* _What is being asked_
Filter the entries and keep only the lines where the string "thermique" appears.

* _Given data_
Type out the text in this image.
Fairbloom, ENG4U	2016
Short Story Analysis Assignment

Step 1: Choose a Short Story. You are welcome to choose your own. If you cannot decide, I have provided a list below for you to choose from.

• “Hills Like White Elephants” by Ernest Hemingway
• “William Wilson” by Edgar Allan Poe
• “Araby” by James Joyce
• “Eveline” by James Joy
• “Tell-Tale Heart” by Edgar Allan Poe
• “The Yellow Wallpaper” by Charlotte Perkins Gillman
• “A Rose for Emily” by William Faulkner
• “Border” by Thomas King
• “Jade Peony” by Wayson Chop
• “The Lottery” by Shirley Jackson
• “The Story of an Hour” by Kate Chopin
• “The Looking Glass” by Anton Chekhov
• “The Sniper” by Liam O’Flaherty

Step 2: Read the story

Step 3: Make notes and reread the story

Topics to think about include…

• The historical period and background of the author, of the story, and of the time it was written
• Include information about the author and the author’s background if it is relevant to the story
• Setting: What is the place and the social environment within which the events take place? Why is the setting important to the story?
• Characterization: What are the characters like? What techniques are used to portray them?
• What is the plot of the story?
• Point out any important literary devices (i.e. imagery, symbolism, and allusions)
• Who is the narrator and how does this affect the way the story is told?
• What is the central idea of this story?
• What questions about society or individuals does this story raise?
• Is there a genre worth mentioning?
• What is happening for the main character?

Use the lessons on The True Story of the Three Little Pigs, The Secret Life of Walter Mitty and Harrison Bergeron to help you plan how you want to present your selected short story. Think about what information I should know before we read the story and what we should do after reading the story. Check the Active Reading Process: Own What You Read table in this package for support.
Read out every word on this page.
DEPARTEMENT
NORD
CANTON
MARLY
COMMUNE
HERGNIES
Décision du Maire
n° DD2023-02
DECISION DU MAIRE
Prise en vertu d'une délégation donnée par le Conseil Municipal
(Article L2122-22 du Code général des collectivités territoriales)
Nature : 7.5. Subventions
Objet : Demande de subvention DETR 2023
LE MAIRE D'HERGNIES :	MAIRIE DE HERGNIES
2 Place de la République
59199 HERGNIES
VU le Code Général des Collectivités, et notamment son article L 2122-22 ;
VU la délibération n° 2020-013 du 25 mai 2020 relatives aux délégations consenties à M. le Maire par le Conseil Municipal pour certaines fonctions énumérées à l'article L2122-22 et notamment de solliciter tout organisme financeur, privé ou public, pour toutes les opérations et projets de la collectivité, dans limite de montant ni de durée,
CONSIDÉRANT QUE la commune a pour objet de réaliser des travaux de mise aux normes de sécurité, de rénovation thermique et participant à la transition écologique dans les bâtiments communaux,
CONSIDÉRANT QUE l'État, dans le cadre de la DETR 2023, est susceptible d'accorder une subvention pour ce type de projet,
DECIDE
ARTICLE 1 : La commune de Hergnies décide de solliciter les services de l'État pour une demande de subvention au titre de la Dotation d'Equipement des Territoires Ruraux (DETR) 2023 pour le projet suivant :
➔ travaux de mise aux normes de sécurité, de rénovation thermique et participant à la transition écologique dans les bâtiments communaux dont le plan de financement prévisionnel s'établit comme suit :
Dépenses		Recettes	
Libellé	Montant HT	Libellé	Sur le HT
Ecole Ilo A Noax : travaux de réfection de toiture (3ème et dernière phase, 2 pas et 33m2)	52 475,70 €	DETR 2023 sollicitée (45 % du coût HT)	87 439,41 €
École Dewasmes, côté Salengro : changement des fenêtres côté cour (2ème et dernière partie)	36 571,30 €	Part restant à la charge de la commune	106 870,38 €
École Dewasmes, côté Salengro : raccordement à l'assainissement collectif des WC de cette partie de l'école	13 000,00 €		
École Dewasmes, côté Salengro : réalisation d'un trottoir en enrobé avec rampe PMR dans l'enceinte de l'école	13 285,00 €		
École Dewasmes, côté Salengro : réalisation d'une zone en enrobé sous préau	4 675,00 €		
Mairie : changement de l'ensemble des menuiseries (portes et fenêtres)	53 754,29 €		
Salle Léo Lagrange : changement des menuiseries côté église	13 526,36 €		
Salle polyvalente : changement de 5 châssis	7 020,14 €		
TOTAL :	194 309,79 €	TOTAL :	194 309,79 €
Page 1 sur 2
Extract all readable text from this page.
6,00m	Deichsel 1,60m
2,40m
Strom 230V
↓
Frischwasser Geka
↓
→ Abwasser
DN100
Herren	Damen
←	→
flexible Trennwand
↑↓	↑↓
--
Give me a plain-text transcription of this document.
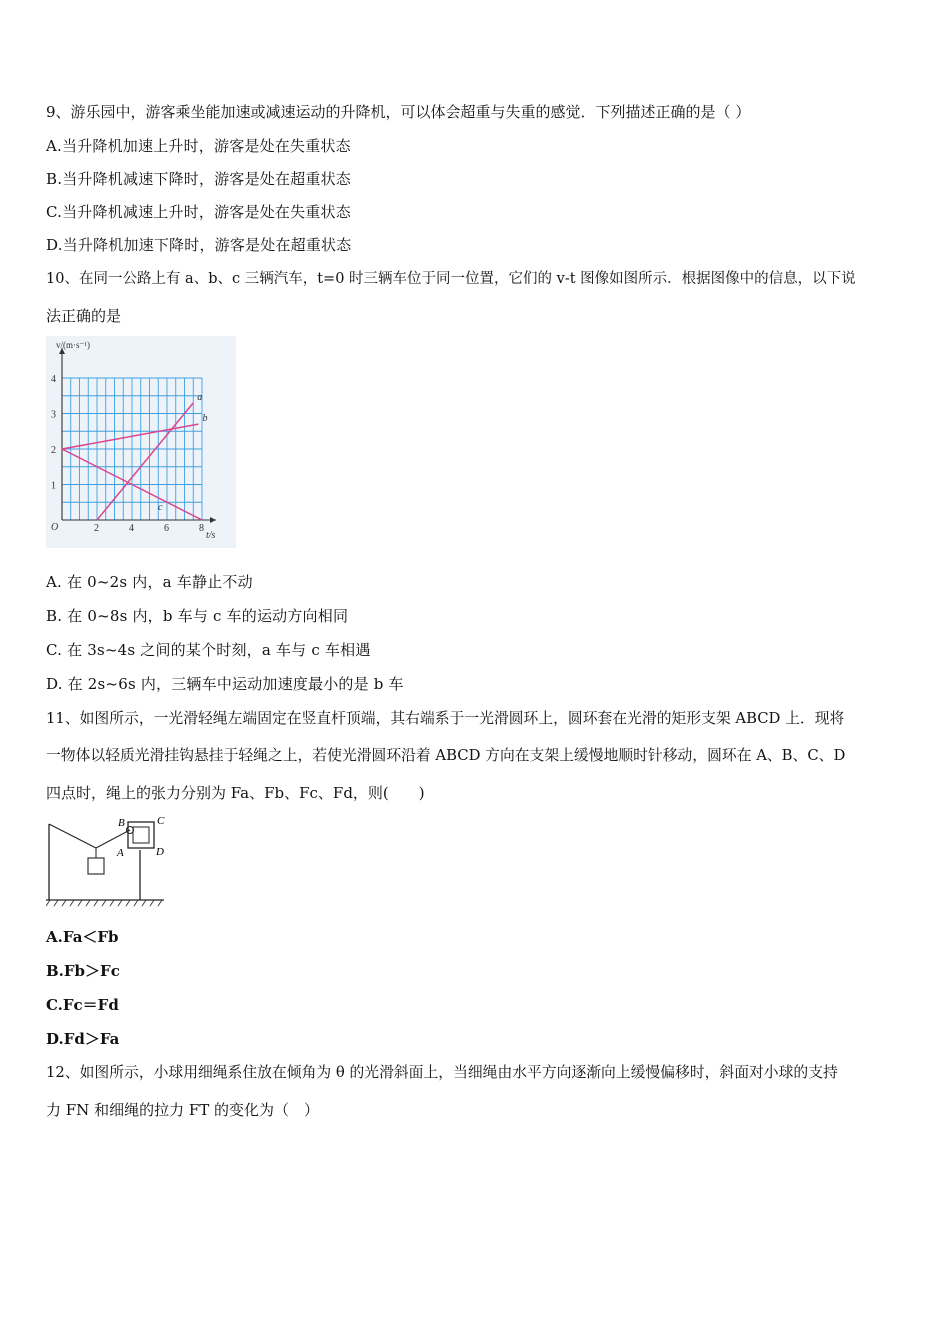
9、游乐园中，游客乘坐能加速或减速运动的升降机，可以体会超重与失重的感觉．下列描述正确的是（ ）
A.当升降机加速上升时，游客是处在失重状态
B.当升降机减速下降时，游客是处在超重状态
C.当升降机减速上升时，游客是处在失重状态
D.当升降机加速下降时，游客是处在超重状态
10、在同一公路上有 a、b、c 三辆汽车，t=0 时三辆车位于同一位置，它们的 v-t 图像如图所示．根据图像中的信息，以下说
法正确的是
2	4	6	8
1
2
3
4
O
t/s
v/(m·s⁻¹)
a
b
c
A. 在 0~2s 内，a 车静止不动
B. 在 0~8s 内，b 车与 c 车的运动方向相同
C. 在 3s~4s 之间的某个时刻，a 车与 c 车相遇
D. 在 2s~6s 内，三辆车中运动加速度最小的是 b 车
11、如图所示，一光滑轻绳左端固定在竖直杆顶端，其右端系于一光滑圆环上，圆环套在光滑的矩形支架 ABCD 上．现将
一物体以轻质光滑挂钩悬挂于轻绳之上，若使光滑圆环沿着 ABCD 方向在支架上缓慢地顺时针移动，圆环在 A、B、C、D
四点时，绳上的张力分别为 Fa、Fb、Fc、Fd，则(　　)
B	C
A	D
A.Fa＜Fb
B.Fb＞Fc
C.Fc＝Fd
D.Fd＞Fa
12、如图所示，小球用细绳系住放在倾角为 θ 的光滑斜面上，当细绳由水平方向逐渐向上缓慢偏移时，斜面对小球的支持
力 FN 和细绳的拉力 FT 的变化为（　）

* _Output for this task_
CONSIDÉRANT QUE la commune a pour objet de réaliser des travaux de mise aux normes de sécurité, de rénovation thermique et participant à la transition écologique dans les bâtiments communaux,
➔ travaux de mise aux normes de sécurité, de rénovation thermique et participant à la transition écologique dans les bâtiments communaux dont le plan de financement prévisionnel s'établit comme suit :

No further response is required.